BEGIN ENTRIES

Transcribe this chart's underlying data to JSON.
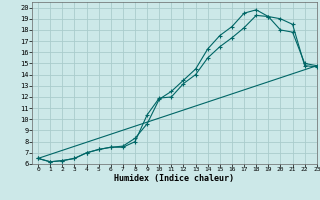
{
  "title": "",
  "xlabel": "Humidex (Indice chaleur)",
  "ylabel": "",
  "background_color": "#cce8e8",
  "grid_color": "#aacccc",
  "line_color": "#006666",
  "xlim": [
    -0.5,
    23
  ],
  "ylim": [
    6,
    20.5
  ],
  "xticks": [
    0,
    1,
    2,
    3,
    4,
    5,
    6,
    7,
    8,
    9,
    10,
    11,
    12,
    13,
    14,
    15,
    16,
    17,
    18,
    19,
    20,
    21,
    22,
    23
  ],
  "yticks": [
    6,
    7,
    8,
    9,
    10,
    11,
    12,
    13,
    14,
    15,
    16,
    17,
    18,
    19,
    20
  ],
  "series_upper_x": [
    0,
    1,
    2,
    3,
    4,
    5,
    6,
    7,
    8,
    9,
    10,
    11,
    12,
    13,
    14,
    15,
    16,
    17,
    18,
    19,
    20,
    21,
    22,
    23
  ],
  "series_upper_y": [
    6.5,
    6.2,
    6.3,
    6.5,
    7.0,
    7.3,
    7.5,
    7.6,
    8.3,
    9.6,
    11.8,
    12.5,
    13.5,
    14.5,
    16.3,
    17.5,
    18.3,
    19.5,
    19.8,
    19.2,
    19.0,
    18.5,
    14.8,
    14.7
  ],
  "series_lower_x": [
    0,
    1,
    2,
    3,
    4,
    5,
    6,
    7,
    8,
    9,
    10,
    11,
    12,
    13,
    14,
    15,
    16,
    17,
    18,
    19,
    20,
    21,
    22,
    23
  ],
  "series_lower_y": [
    6.5,
    6.2,
    6.3,
    6.5,
    7.0,
    7.3,
    7.5,
    7.5,
    8.0,
    10.4,
    11.9,
    12.0,
    13.2,
    14.0,
    15.5,
    16.5,
    17.3,
    18.2,
    19.3,
    19.2,
    18.0,
    17.8,
    15.0,
    14.8
  ],
  "series_line_x": [
    0,
    23
  ],
  "series_line_y": [
    6.5,
    14.8
  ]
}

END ENTRIES

INSTRUCTIONS FOR THE TASK:
Without including any pictures, print all of the material exactly as given.

EXPECTED ANSWER:
Transcribe this chart's underlying data to JSON.
{
  "title": "",
  "xlabel": "Humidex (Indice chaleur)",
  "ylabel": "",
  "background_color": "#cce8e8",
  "grid_color": "#aacccc",
  "line_color": "#006666",
  "xlim": [
    -0.5,
    23
  ],
  "ylim": [
    6,
    20.5
  ],
  "xticks": [
    0,
    1,
    2,
    3,
    4,
    5,
    6,
    7,
    8,
    9,
    10,
    11,
    12,
    13,
    14,
    15,
    16,
    17,
    18,
    19,
    20,
    21,
    22,
    23
  ],
  "yticks": [
    6,
    7,
    8,
    9,
    10,
    11,
    12,
    13,
    14,
    15,
    16,
    17,
    18,
    19,
    20
  ],
  "series_upper_x": [
    0,
    1,
    2,
    3,
    4,
    5,
    6,
    7,
    8,
    9,
    10,
    11,
    12,
    13,
    14,
    15,
    16,
    17,
    18,
    19,
    20,
    21,
    22,
    23
  ],
  "series_upper_y": [
    6.5,
    6.2,
    6.3,
    6.5,
    7.0,
    7.3,
    7.5,
    7.6,
    8.3,
    9.6,
    11.8,
    12.5,
    13.5,
    14.5,
    16.3,
    17.5,
    18.3,
    19.5,
    19.8,
    19.2,
    19.0,
    18.5,
    14.8,
    14.7
  ],
  "series_lower_x": [
    0,
    1,
    2,
    3,
    4,
    5,
    6,
    7,
    8,
    9,
    10,
    11,
    12,
    13,
    14,
    15,
    16,
    17,
    18,
    19,
    20,
    21,
    22,
    23
  ],
  "series_lower_y": [
    6.5,
    6.2,
    6.3,
    6.5,
    7.0,
    7.3,
    7.5,
    7.5,
    8.0,
    10.4,
    11.9,
    12.0,
    13.2,
    14.0,
    15.5,
    16.5,
    17.3,
    18.2,
    19.3,
    19.2,
    18.0,
    17.8,
    15.0,
    14.8
  ],
  "series_line_x": [
    0,
    23
  ],
  "series_line_y": [
    6.5,
    14.8
  ]
}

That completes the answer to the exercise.